— START DATA LINES —

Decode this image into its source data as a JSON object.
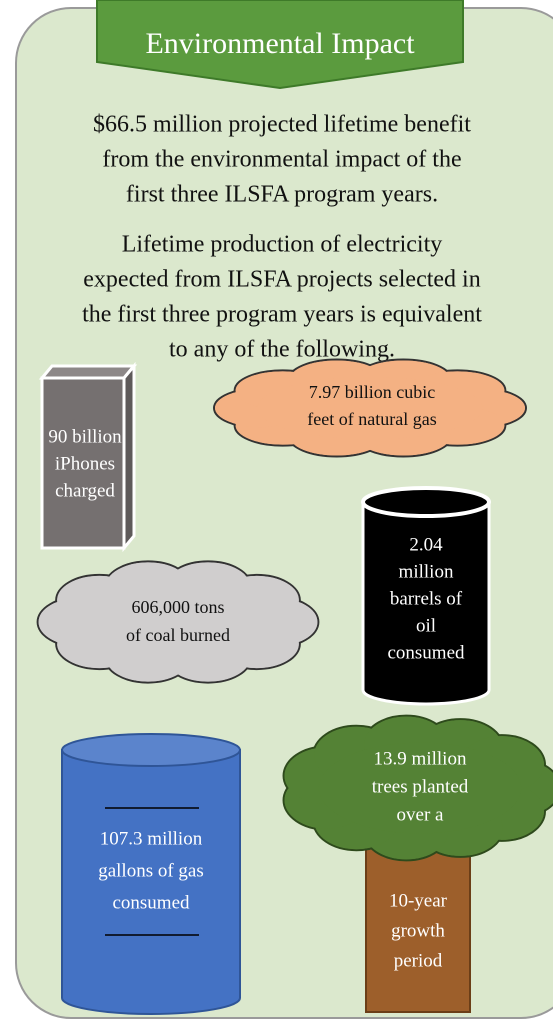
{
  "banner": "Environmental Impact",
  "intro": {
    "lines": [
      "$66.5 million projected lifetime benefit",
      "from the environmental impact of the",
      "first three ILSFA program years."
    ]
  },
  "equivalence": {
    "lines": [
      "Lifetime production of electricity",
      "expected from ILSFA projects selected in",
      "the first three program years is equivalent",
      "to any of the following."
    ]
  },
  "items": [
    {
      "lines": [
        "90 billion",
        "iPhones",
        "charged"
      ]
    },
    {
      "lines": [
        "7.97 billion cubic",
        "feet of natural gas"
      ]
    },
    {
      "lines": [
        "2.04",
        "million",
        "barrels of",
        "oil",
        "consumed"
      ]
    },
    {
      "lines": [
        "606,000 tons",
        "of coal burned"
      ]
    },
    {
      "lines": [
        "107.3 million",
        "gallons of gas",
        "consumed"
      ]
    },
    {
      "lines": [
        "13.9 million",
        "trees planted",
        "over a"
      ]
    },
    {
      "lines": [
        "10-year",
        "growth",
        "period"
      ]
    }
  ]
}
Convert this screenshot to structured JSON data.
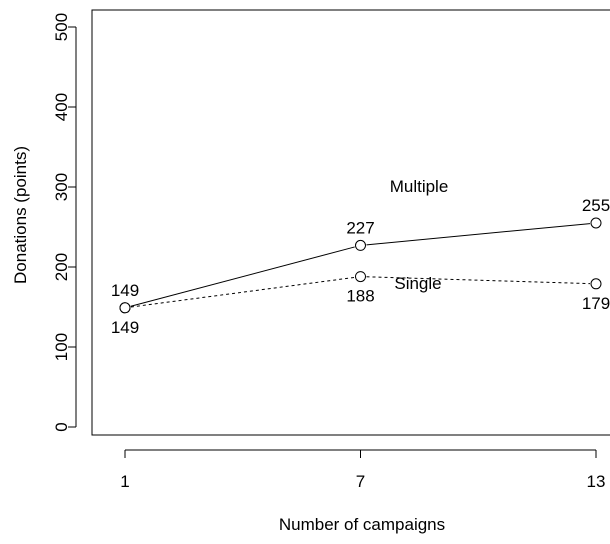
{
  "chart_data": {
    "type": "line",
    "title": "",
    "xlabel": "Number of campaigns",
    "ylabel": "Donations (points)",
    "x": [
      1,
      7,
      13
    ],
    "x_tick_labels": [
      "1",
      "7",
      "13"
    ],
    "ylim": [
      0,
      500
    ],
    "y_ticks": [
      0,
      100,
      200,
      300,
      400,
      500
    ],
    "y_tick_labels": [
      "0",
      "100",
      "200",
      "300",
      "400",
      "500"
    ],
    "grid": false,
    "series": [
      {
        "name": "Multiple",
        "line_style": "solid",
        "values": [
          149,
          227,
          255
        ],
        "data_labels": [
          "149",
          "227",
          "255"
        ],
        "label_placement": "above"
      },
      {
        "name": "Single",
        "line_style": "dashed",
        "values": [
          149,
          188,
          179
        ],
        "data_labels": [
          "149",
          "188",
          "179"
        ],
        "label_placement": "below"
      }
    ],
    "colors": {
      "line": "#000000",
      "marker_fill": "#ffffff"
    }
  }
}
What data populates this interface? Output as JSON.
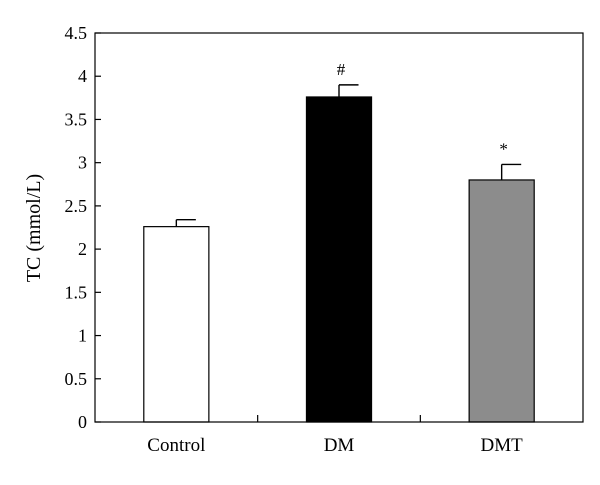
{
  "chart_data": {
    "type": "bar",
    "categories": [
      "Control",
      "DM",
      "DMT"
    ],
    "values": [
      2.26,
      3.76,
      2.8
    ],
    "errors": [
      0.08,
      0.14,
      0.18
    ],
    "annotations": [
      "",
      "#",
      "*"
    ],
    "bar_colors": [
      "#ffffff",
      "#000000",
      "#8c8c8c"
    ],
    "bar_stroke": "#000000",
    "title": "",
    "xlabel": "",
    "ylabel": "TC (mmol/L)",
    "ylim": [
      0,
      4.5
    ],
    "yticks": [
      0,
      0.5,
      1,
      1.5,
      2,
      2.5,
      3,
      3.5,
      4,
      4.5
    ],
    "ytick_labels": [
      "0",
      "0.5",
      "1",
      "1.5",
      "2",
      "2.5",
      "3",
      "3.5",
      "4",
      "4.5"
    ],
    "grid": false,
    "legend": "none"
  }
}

— END DATA LINES —

Retype the data above exactly; pictures are not part of the copy.

Decode this image into its source data as a JSON object.
{
  "banner": "Environmental Impact",
  "intro": {
    "lines": [
      "$66.5 million projected lifetime benefit",
      "from the environmental impact of the",
      "first three ILSFA program years."
    ]
  },
  "equivalence": {
    "lines": [
      "Lifetime production of electricity",
      "expected from ILSFA projects selected in",
      "the first three program years is equivalent",
      "to any of the following."
    ]
  },
  "items": [
    {
      "lines": [
        "90 billion",
        "iPhones",
        "charged"
      ]
    },
    {
      "lines": [
        "7.97 billion cubic",
        "feet of natural gas"
      ]
    },
    {
      "lines": [
        "2.04",
        "million",
        "barrels of",
        "oil",
        "consumed"
      ]
    },
    {
      "lines": [
        "606,000 tons",
        "of coal burned"
      ]
    },
    {
      "lines": [
        "107.3 million",
        "gallons of gas",
        "consumed"
      ]
    },
    {
      "lines": [
        "13.9 million",
        "trees planted",
        "over a"
      ]
    },
    {
      "lines": [
        "10-year",
        "growth",
        "period"
      ]
    }
  ]
}
Convert this screenshot to structured JSON data.
{
  "chart_data": {
    "type": "line",
    "title": "",
    "xlabel": "Number of campaigns",
    "ylabel": "Donations (points)",
    "x": [
      1,
      7,
      13
    ],
    "x_tick_labels": [
      "1",
      "7",
      "13"
    ],
    "ylim": [
      0,
      500
    ],
    "y_ticks": [
      0,
      100,
      200,
      300,
      400,
      500
    ],
    "y_tick_labels": [
      "0",
      "100",
      "200",
      "300",
      "400",
      "500"
    ],
    "grid": false,
    "series": [
      {
        "name": "Multiple",
        "line_style": "solid",
        "values": [
          149,
          227,
          255
        ],
        "data_labels": [
          "149",
          "227",
          "255"
        ],
        "label_placement": "above"
      },
      {
        "name": "Single",
        "line_style": "dashed",
        "values": [
          149,
          188,
          179
        ],
        "data_labels": [
          "149",
          "188",
          "179"
        ],
        "label_placement": "below"
      }
    ],
    "colors": {
      "line": "#000000",
      "marker_fill": "#ffffff"
    }
  }
}
What data populates this interface? Output as JSON.
{
  "chart_data": {
    "type": "bar",
    "categories": [
      "Control",
      "DM",
      "DMT"
    ],
    "values": [
      2.26,
      3.76,
      2.8
    ],
    "errors": [
      0.08,
      0.14,
      0.18
    ],
    "annotations": [
      "",
      "#",
      "*"
    ],
    "bar_colors": [
      "#ffffff",
      "#000000",
      "#8c8c8c"
    ],
    "bar_stroke": "#000000",
    "title": "",
    "xlabel": "",
    "ylabel": "TC (mmol/L)",
    "ylim": [
      0,
      4.5
    ],
    "yticks": [
      0,
      0.5,
      1,
      1.5,
      2,
      2.5,
      3,
      3.5,
      4,
      4.5
    ],
    "ytick_labels": [
      "0",
      "0.5",
      "1",
      "1.5",
      "2",
      "2.5",
      "3",
      "3.5",
      "4",
      "4.5"
    ],
    "grid": false,
    "legend": "none"
  }
}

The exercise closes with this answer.